Produce a verbatim copy of the entries listed below.

[Stored data entries]
★ ★ ★

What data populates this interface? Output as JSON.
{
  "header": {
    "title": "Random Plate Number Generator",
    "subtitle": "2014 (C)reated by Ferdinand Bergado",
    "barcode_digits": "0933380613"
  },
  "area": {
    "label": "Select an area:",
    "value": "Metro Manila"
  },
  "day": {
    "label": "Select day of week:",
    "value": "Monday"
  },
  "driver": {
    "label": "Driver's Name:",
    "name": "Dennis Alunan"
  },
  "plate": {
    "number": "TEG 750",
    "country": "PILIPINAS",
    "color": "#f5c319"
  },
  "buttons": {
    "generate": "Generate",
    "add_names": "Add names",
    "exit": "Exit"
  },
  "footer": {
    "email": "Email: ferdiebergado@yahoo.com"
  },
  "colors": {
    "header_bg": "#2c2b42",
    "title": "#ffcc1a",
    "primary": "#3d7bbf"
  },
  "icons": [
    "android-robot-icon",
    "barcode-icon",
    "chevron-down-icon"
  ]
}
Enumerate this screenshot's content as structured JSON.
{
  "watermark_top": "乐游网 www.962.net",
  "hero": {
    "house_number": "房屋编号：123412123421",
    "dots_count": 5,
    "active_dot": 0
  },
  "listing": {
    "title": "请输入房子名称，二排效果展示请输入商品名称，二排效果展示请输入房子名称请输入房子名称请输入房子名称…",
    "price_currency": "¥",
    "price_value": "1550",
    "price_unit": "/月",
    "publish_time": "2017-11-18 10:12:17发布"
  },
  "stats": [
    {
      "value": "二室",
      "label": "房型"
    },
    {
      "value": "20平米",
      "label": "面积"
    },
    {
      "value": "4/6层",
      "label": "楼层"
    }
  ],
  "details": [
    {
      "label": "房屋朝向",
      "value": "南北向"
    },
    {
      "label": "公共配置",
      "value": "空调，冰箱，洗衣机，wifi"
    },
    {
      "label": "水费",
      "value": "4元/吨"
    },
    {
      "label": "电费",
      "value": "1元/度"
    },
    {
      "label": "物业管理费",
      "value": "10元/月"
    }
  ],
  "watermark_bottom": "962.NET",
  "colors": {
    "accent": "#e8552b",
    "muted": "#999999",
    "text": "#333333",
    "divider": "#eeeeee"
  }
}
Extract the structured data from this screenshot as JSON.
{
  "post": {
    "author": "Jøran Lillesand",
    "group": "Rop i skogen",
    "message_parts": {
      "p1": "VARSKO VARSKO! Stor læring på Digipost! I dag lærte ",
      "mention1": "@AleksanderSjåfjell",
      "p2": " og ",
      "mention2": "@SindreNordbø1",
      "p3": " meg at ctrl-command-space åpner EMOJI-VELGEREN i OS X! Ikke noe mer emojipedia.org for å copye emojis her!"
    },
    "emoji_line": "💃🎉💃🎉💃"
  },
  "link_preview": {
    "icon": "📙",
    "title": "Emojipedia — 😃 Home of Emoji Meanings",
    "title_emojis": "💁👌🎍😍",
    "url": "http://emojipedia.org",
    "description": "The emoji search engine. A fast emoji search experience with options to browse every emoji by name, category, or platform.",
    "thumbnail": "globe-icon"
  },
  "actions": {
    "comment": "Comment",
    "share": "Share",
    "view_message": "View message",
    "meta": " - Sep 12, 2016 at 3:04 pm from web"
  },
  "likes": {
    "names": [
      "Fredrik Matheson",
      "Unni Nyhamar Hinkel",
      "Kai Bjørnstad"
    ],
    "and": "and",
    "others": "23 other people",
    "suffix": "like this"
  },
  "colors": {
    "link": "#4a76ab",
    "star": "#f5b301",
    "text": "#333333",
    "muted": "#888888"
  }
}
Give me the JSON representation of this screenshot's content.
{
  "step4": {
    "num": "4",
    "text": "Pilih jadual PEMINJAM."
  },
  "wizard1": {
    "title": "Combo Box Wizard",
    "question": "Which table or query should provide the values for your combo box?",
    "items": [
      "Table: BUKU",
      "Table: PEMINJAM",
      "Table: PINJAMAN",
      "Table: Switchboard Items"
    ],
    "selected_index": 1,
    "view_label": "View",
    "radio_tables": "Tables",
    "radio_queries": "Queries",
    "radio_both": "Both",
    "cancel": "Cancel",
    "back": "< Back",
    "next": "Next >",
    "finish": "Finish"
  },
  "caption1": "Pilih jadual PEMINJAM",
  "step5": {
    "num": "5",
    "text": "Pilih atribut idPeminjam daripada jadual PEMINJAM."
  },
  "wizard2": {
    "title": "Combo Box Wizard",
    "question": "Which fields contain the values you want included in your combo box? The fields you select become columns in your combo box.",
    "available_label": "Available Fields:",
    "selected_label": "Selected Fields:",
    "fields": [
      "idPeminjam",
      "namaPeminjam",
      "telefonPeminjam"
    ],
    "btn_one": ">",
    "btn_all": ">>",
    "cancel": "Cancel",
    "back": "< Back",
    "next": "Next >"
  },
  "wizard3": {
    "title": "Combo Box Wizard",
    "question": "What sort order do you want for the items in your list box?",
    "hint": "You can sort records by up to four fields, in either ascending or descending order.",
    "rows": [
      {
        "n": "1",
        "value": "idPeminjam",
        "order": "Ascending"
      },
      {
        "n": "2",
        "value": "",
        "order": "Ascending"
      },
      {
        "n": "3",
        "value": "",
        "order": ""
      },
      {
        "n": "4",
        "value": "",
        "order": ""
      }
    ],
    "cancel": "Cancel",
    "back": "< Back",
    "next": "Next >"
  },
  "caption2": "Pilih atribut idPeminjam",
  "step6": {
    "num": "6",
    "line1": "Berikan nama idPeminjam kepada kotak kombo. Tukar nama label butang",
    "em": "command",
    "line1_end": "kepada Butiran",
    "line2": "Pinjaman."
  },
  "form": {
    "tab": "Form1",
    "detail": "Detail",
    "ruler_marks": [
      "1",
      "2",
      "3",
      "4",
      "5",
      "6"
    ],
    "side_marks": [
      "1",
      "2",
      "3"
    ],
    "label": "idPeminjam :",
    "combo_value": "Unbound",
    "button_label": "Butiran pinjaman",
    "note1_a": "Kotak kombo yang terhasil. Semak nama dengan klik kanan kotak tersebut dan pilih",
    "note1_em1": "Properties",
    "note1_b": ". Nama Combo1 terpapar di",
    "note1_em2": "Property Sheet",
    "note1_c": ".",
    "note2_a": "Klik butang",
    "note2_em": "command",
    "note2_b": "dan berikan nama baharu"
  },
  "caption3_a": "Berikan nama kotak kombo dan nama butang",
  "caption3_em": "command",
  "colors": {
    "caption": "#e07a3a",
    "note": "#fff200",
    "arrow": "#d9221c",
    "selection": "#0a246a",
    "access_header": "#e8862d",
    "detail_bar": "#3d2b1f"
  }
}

★ ★ ★

SOLUTION BELOW
What data populates this interface? Output as JSON.
{
  "header": {
    "title": "Random Plate Number Generator",
    "subtitle": "2014 (C)reated by Ferdinand Bergado",
    "barcode_digits": "0933380613"
  },
  "area": {
    "label": "Select an area:",
    "value": "Metro Manila"
  },
  "day": {
    "label": "Select day of week:",
    "value": "Monday"
  },
  "driver": {
    "label": "Driver's Name:",
    "name": "Dennis Alunan"
  },
  "plate": {
    "number": "TEG 750",
    "country": "PILIPINAS",
    "color": "#f5c319"
  },
  "buttons": {
    "generate": "Generate",
    "add_names": "Add names",
    "exit": "Exit"
  },
  "footer": {
    "email": "Email: ferdiebergado@yahoo.com"
  },
  "colors": {
    "header_bg": "#2c2b42",
    "title": "#ffcc1a",
    "primary": "#3d7bbf"
  },
  "icons": [
    "android-robot-icon",
    "barcode-icon",
    "chevron-down-icon"
  ]
}
Enumerate this screenshot's content as structured JSON.
{
  "watermark_top": "乐游网 www.962.net",
  "hero": {
    "house_number": "房屋编号：123412123421",
    "dots_count": 5,
    "active_dot": 0
  },
  "listing": {
    "title": "请输入房子名称，二排效果展示请输入商品名称，二排效果展示请输入房子名称请输入房子名称请输入房子名称…",
    "price_currency": "¥",
    "price_value": "1550",
    "price_unit": "/月",
    "publish_time": "2017-11-18 10:12:17发布"
  },
  "stats": [
    {
      "value": "二室",
      "label": "房型"
    },
    {
      "value": "20平米",
      "label": "面积"
    },
    {
      "value": "4/6层",
      "label": "楼层"
    }
  ],
  "details": [
    {
      "label": "房屋朝向",
      "value": "南北向"
    },
    {
      "label": "公共配置",
      "value": "空调，冰箱，洗衣机，wifi"
    },
    {
      "label": "水费",
      "value": "4元/吨"
    },
    {
      "label": "电费",
      "value": "1元/度"
    },
    {
      "label": "物业管理费",
      "value": "10元/月"
    }
  ],
  "watermark_bottom": "962.NET",
  "colors": {
    "accent": "#e8552b",
    "muted": "#999999",
    "text": "#333333",
    "divider": "#eeeeee"
  }
}
Extract the structured data from this screenshot as JSON.
{
  "post": {
    "author": "Jøran Lillesand",
    "group": "Rop i skogen",
    "message_parts": {
      "p1": "VARSKO VARSKO! Stor læring på Digipost! I dag lærte ",
      "mention1": "@AleksanderSjåfjell",
      "p2": " og ",
      "mention2": "@SindreNordbø1",
      "p3": " meg at ctrl-command-space åpner EMOJI-VELGEREN i OS X! Ikke noe mer emojipedia.org for å copye emojis her!"
    },
    "emoji_line": "💃🎉💃🎉💃"
  },
  "link_preview": {
    "icon": "📙",
    "title": "Emojipedia — 😃 Home of Emoji Meanings",
    "title_emojis": "💁👌🎍😍",
    "url": "http://emojipedia.org",
    "description": "The emoji search engine. A fast emoji search experience with options to browse every emoji by name, category, or platform.",
    "thumbnail": "globe-icon"
  },
  "actions": {
    "comment": "Comment",
    "share": "Share",
    "view_message": "View message",
    "meta": " - Sep 12, 2016 at 3:04 pm from web"
  },
  "likes": {
    "names": [
      "Fredrik Matheson",
      "Unni Nyhamar Hinkel",
      "Kai Bjørnstad"
    ],
    "and": "and",
    "others": "23 other people",
    "suffix": "like this"
  },
  "colors": {
    "link": "#4a76ab",
    "star": "#f5b301",
    "text": "#333333",
    "muted": "#888888"
  }
}
Give me the JSON representation of this screenshot's content.
{
  "step4": {
    "num": "4",
    "text": "Pilih jadual PEMINJAM."
  },
  "wizard1": {
    "title": "Combo Box Wizard",
    "question": "Which table or query should provide the values for your combo box?",
    "items": [
      "Table: BUKU",
      "Table: PEMINJAM",
      "Table: PINJAMAN",
      "Table: Switchboard Items"
    ],
    "selected_index": 1,
    "view_label": "View",
    "radio_tables": "Tables",
    "radio_queries": "Queries",
    "radio_both": "Both",
    "cancel": "Cancel",
    "back": "< Back",
    "next": "Next >",
    "finish": "Finish"
  },
  "caption1": "Pilih jadual PEMINJAM",
  "step5": {
    "num": "5",
    "text": "Pilih atribut idPeminjam daripada jadual PEMINJAM."
  },
  "wizard2": {
    "title": "Combo Box Wizard",
    "question": "Which fields contain the values you want included in your combo box? The fields you select become columns in your combo box.",
    "available_label": "Available Fields:",
    "selected_label": "Selected Fields:",
    "fields": [
      "idPeminjam",
      "namaPeminjam",
      "telefonPeminjam"
    ],
    "btn_one": ">",
    "btn_all": ">>",
    "cancel": "Cancel",
    "back": "< Back",
    "next": "Next >"
  },
  "wizard3": {
    "title": "Combo Box Wizard",
    "question": "What sort order do you want for the items in your list box?",
    "hint": "You can sort records by up to four fields, in either ascending or descending order.",
    "rows": [
      {
        "n": "1",
        "value": "idPeminjam",
        "order": "Ascending"
      },
      {
        "n": "2",
        "value": "",
        "order": "Ascending"
      },
      {
        "n": "3",
        "value": "",
        "order": ""
      },
      {
        "n": "4",
        "value": "",
        "order": ""
      }
    ],
    "cancel": "Cancel",
    "back": "< Back",
    "next": "Next >"
  },
  "caption2": "Pilih atribut idPeminjam",
  "step6": {
    "num": "6",
    "line1": "Berikan nama idPeminjam kepada kotak kombo. Tukar nama label butang",
    "em": "command",
    "line1_end": "kepada Butiran",
    "line2": "Pinjaman."
  },
  "form": {
    "tab": "Form1",
    "detail": "Detail",
    "ruler_marks": [
      "1",
      "2",
      "3",
      "4",
      "5",
      "6"
    ],
    "side_marks": [
      "1",
      "2",
      "3"
    ],
    "label": "idPeminjam :",
    "combo_value": "Unbound",
    "button_label": "Butiran pinjaman",
    "note1_a": "Kotak kombo yang terhasil. Semak nama dengan klik kanan kotak tersebut dan pilih",
    "note1_em1": "Properties",
    "note1_b": ". Nama Combo1 terpapar di",
    "note1_em2": "Property Sheet",
    "note1_c": ".",
    "note2_a": "Klik butang",
    "note2_em": "command",
    "note2_b": "dan berikan nama baharu"
  },
  "caption3_a": "Berikan nama kotak kombo dan nama butang",
  "caption3_em": "command",
  "colors": {
    "caption": "#e07a3a",
    "note": "#fff200",
    "arrow": "#d9221c",
    "selection": "#0a246a",
    "access_header": "#e8862d",
    "detail_bar": "#3d2b1f"
  }
}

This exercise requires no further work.